> _EXERCISE_:
Return each line of the listing below, unchanged, and omit the images.

====

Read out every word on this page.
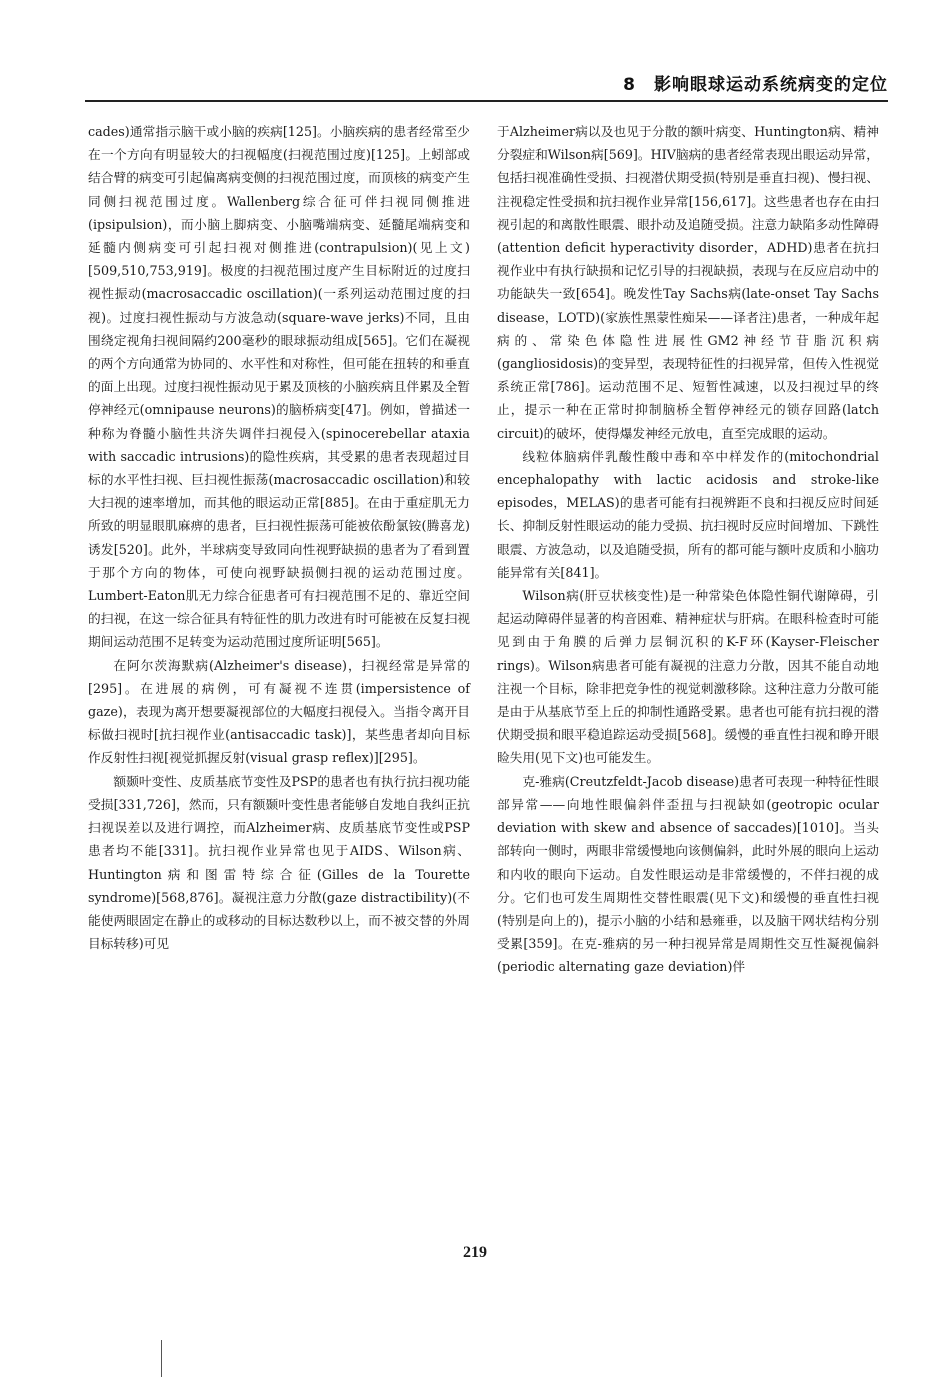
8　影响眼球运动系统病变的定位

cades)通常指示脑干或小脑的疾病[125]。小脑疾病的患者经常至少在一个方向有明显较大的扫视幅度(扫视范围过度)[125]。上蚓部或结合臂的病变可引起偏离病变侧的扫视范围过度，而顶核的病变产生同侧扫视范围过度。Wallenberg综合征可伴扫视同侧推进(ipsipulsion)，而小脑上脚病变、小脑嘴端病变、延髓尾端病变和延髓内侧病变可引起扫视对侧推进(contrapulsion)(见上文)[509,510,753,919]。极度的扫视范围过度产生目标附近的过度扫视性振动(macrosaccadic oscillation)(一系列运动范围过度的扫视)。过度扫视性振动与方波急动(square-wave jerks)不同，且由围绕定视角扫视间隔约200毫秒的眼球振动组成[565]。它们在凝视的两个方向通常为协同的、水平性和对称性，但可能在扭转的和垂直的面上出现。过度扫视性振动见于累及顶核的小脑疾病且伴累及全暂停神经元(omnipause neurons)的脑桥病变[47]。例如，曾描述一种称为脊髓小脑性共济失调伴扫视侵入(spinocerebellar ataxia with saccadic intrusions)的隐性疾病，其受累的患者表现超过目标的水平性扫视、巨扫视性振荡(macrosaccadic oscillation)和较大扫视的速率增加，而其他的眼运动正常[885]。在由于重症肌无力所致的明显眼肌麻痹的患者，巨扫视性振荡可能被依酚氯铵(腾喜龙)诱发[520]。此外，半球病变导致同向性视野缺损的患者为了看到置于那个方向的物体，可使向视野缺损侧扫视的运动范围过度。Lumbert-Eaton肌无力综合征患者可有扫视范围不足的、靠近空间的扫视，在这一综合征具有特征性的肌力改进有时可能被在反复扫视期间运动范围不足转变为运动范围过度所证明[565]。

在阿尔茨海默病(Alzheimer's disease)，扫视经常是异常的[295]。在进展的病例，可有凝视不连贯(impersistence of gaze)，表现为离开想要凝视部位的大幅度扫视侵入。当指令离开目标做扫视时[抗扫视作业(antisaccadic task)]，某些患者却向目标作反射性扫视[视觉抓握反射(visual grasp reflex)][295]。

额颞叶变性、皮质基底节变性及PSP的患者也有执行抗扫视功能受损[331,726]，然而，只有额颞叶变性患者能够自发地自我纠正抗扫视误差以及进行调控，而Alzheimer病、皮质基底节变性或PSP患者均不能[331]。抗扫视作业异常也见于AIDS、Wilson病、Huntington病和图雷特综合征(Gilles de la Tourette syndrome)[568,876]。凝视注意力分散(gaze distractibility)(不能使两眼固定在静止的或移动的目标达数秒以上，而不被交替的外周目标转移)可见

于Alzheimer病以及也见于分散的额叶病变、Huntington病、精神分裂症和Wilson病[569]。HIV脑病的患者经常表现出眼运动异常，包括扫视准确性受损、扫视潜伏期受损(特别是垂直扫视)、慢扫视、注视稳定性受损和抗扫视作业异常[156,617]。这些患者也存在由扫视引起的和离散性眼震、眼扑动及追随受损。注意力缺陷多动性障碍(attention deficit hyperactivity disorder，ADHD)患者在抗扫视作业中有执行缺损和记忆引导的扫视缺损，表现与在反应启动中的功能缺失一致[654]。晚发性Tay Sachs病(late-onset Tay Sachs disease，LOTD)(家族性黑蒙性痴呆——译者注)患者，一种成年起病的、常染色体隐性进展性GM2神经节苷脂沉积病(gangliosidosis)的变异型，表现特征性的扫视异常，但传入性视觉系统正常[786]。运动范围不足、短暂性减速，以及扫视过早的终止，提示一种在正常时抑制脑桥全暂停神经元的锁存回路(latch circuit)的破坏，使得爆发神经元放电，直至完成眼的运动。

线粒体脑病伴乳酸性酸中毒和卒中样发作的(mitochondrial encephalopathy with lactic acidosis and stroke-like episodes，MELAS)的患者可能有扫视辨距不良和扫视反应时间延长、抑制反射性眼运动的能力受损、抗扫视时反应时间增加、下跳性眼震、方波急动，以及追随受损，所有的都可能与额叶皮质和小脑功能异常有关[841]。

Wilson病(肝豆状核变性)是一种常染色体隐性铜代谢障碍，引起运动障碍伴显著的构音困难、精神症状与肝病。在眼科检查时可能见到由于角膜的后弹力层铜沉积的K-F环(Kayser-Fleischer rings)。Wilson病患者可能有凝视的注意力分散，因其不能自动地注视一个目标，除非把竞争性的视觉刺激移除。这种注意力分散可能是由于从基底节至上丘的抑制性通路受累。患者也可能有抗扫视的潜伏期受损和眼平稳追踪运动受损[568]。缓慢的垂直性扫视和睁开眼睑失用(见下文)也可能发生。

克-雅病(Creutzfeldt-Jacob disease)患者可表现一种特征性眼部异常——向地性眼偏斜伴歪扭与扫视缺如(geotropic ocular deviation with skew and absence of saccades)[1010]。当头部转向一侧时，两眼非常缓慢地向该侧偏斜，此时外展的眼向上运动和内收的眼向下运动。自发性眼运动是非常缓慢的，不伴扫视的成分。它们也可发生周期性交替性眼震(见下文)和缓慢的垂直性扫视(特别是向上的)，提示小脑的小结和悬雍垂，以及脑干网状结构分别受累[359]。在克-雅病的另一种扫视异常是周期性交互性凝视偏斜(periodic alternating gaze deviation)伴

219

====

> _ANSWER TO THE TASK_:
Read out every word on this page.
8　影响眼球运动系统病变的定位

cades)通常指示脑干或小脑的疾病[125]。小脑疾病的患者经常至少在一个方向有明显较大的扫视幅度(扫视范围过度)[125]。上蚓部或结合臂的病变可引起偏离病变侧的扫视范围过度，而顶核的病变产生同侧扫视范围过度。Wallenberg综合征可伴扫视同侧推进(ipsipulsion)，而小脑上脚病变、小脑嘴端病变、延髓尾端病变和延髓内侧病变可引起扫视对侧推进(contrapulsion)(见上文)[509,510,753,919]。极度的扫视范围过度产生目标附近的过度扫视性振动(macrosaccadic oscillation)(一系列运动范围过度的扫视)。过度扫视性振动与方波急动(square-wave jerks)不同，且由围绕定视角扫视间隔约200毫秒的眼球振动组成[565]。它们在凝视的两个方向通常为协同的、水平性和对称性，但可能在扭转的和垂直的面上出现。过度扫视性振动见于累及顶核的小脑疾病且伴累及全暂停神经元(omnipause neurons)的脑桥病变[47]。例如，曾描述一种称为脊髓小脑性共济失调伴扫视侵入(spinocerebellar ataxia with saccadic intrusions)的隐性疾病，其受累的患者表现超过目标的水平性扫视、巨扫视性振荡(macrosaccadic oscillation)和较大扫视的速率增加，而其他的眼运动正常[885]。在由于重症肌无力所致的明显眼肌麻痹的患者，巨扫视性振荡可能被依酚氯铵(腾喜龙)诱发[520]。此外，半球病变导致同向性视野缺损的患者为了看到置于那个方向的物体，可使向视野缺损侧扫视的运动范围过度。Lumbert-Eaton肌无力综合征患者可有扫视范围不足的、靠近空间的扫视，在这一综合征具有特征性的肌力改进有时可能被在反复扫视期间运动范围不足转变为运动范围过度所证明[565]。

在阿尔茨海默病(Alzheimer's disease)，扫视经常是异常的[295]。在进展的病例，可有凝视不连贯(impersistence of gaze)，表现为离开想要凝视部位的大幅度扫视侵入。当指令离开目标做扫视时[抗扫视作业(antisaccadic task)]，某些患者却向目标作反射性扫视[视觉抓握反射(visual grasp reflex)][295]。

额颞叶变性、皮质基底节变性及PSP的患者也有执行抗扫视功能受损[331,726]，然而，只有额颞叶变性患者能够自发地自我纠正抗扫视误差以及进行调控，而Alzheimer病、皮质基底节变性或PSP患者均不能[331]。抗扫视作业异常也见于AIDS、Wilson病、Huntington病和图雷特综合征(Gilles de la Tourette syndrome)[568,876]。凝视注意力分散(gaze distractibility)(不能使两眼固定在静止的或移动的目标达数秒以上，而不被交替的外周目标转移)可见

于Alzheimer病以及也见于分散的额叶病变、Huntington病、精神分裂症和Wilson病[569]。HIV脑病的患者经常表现出眼运动异常，包括扫视准确性受损、扫视潜伏期受损(特别是垂直扫视)、慢扫视、注视稳定性受损和抗扫视作业异常[156,617]。这些患者也存在由扫视引起的和离散性眼震、眼扑动及追随受损。注意力缺陷多动性障碍(attention deficit hyperactivity disorder，ADHD)患者在抗扫视作业中有执行缺损和记忆引导的扫视缺损，表现与在反应启动中的功能缺失一致[654]。晚发性Tay Sachs病(late-onset Tay Sachs disease，LOTD)(家族性黑蒙性痴呆——译者注)患者，一种成年起病的、常染色体隐性进展性GM2神经节苷脂沉积病(gangliosidosis)的变异型，表现特征性的扫视异常，但传入性视觉系统正常[786]。运动范围不足、短暂性减速，以及扫视过早的终止，提示一种在正常时抑制脑桥全暂停神经元的锁存回路(latch circuit)的破坏，使得爆发神经元放电，直至完成眼的运动。

线粒体脑病伴乳酸性酸中毒和卒中样发作的(mitochondrial encephalopathy with lactic acidosis and stroke-like episodes，MELAS)的患者可能有扫视辨距不良和扫视反应时间延长、抑制反射性眼运动的能力受损、抗扫视时反应时间增加、下跳性眼震、方波急动，以及追随受损，所有的都可能与额叶皮质和小脑功能异常有关[841]。

Wilson病(肝豆状核变性)是一种常染色体隐性铜代谢障碍，引起运动障碍伴显著的构音困难、精神症状与肝病。在眼科检查时可能见到由于角膜的后弹力层铜沉积的K-F环(Kayser-Fleischer rings)。Wilson病患者可能有凝视的注意力分散，因其不能自动地注视一个目标，除非把竞争性的视觉刺激移除。这种注意力分散可能是由于从基底节至上丘的抑制性通路受累。患者也可能有抗扫视的潜伏期受损和眼平稳追踪运动受损[568]。缓慢的垂直性扫视和睁开眼睑失用(见下文)也可能发生。

克-雅病(Creutzfeldt-Jacob disease)患者可表现一种特征性眼部异常——向地性眼偏斜伴歪扭与扫视缺如(geotropic ocular deviation with skew and absence of saccades)[1010]。当头部转向一侧时，两眼非常缓慢地向该侧偏斜，此时外展的眼向上运动和内收的眼向下运动。自发性眼运动是非常缓慢的，不伴扫视的成分。它们也可发生周期性交替性眼震(见下文)和缓慢的垂直性扫视(特别是向上的)，提示小脑的小结和悬雍垂，以及脑干网状结构分别受累[359]。在克-雅病的另一种扫视异常是周期性交互性凝视偏斜(periodic alternating gaze deviation)伴

219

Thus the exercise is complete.